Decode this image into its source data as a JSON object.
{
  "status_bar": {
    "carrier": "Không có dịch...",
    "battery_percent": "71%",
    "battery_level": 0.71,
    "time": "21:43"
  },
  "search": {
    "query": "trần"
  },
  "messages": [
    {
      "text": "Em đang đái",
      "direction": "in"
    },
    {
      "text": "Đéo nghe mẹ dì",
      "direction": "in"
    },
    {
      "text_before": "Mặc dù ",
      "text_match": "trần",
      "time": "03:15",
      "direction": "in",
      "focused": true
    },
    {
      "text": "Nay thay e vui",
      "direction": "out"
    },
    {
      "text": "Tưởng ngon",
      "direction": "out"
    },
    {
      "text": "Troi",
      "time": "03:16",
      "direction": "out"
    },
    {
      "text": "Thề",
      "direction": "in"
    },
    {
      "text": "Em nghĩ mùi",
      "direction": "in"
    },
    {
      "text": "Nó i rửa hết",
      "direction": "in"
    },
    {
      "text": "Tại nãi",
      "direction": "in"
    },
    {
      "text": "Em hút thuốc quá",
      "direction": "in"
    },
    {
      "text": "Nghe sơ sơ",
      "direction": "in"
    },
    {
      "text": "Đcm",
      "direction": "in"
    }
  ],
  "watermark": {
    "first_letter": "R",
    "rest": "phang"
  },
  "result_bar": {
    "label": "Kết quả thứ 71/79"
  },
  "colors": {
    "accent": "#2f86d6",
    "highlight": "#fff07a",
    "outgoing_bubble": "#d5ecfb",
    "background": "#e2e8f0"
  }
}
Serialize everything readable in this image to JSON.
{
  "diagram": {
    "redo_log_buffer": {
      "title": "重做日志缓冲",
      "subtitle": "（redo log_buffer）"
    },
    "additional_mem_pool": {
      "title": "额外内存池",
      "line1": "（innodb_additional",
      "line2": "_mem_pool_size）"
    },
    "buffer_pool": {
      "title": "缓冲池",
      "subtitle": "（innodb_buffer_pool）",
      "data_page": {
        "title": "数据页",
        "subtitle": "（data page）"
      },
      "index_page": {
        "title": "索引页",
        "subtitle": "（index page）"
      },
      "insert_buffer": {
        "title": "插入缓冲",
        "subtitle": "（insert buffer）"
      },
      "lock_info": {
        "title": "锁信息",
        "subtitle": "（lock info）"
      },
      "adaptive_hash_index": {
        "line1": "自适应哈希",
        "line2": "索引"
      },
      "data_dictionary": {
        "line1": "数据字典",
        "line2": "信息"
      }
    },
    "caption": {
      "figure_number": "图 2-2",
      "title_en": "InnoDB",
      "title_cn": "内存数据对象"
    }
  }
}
============
Exercise description: Repeat all of the entries exactly.

Correct result:
Decode this image into its source data as a JSON object.
{
  "status_bar": {
    "carrier": "Không có dịch...",
    "battery_percent": "71%",
    "battery_level": 0.71,
    "time": "21:43"
  },
  "search": {
    "query": "trần"
  },
  "messages": [
    {
      "text": "Em đang đái",
      "direction": "in"
    },
    {
      "text": "Đéo nghe mẹ dì",
      "direction": "in"
    },
    {
      "text_before": "Mặc dù ",
      "text_match": "trần",
      "time": "03:15",
      "direction": "in",
      "focused": true
    },
    {
      "text": "Nay thay e vui",
      "direction": "out"
    },
    {
      "text": "Tưởng ngon",
      "direction": "out"
    },
    {
      "text": "Troi",
      "time": "03:16",
      "direction": "out"
    },
    {
      "text": "Thề",
      "direction": "in"
    },
    {
      "text": "Em nghĩ mùi",
      "direction": "in"
    },
    {
      "text": "Nó i rửa hết",
      "direction": "in"
    },
    {
      "text": "Tại nãi",
      "direction": "in"
    },
    {
      "text": "Em hút thuốc quá",
      "direction": "in"
    },
    {
      "text": "Nghe sơ sơ",
      "direction": "in"
    },
    {
      "text": "Đcm",
      "direction": "in"
    }
  ],
  "watermark": {
    "first_letter": "R",
    "rest": "phang"
  },
  "result_bar": {
    "label": "Kết quả thứ 71/79"
  },
  "colors": {
    "accent": "#2f86d6",
    "highlight": "#fff07a",
    "outgoing_bubble": "#d5ecfb",
    "background": "#e2e8f0"
  }
}
Serialize everything readable in this image to JSON.
{
  "diagram": {
    "redo_log_buffer": {
      "title": "重做日志缓冲",
      "subtitle": "（redo log_buffer）"
    },
    "additional_mem_pool": {
      "title": "额外内存池",
      "line1": "（innodb_additional",
      "line2": "_mem_pool_size）"
    },
    "buffer_pool": {
      "title": "缓冲池",
      "subtitle": "（innodb_buffer_pool）",
      "data_page": {
        "title": "数据页",
        "subtitle": "（data page）"
      },
      "index_page": {
        "title": "索引页",
        "subtitle": "（index page）"
      },
      "insert_buffer": {
        "title": "插入缓冲",
        "subtitle": "（insert buffer）"
      },
      "lock_info": {
        "title": "锁信息",
        "subtitle": "（lock info）"
      },
      "adaptive_hash_index": {
        "line1": "自适应哈希",
        "line2": "索引"
      },
      "data_dictionary": {
        "line1": "数据字典",
        "line2": "信息"
      }
    },
    "caption": {
      "figure_number": "图 2-2",
      "title_en": "InnoDB",
      "title_cn": "内存数据对象"
    }
  }
}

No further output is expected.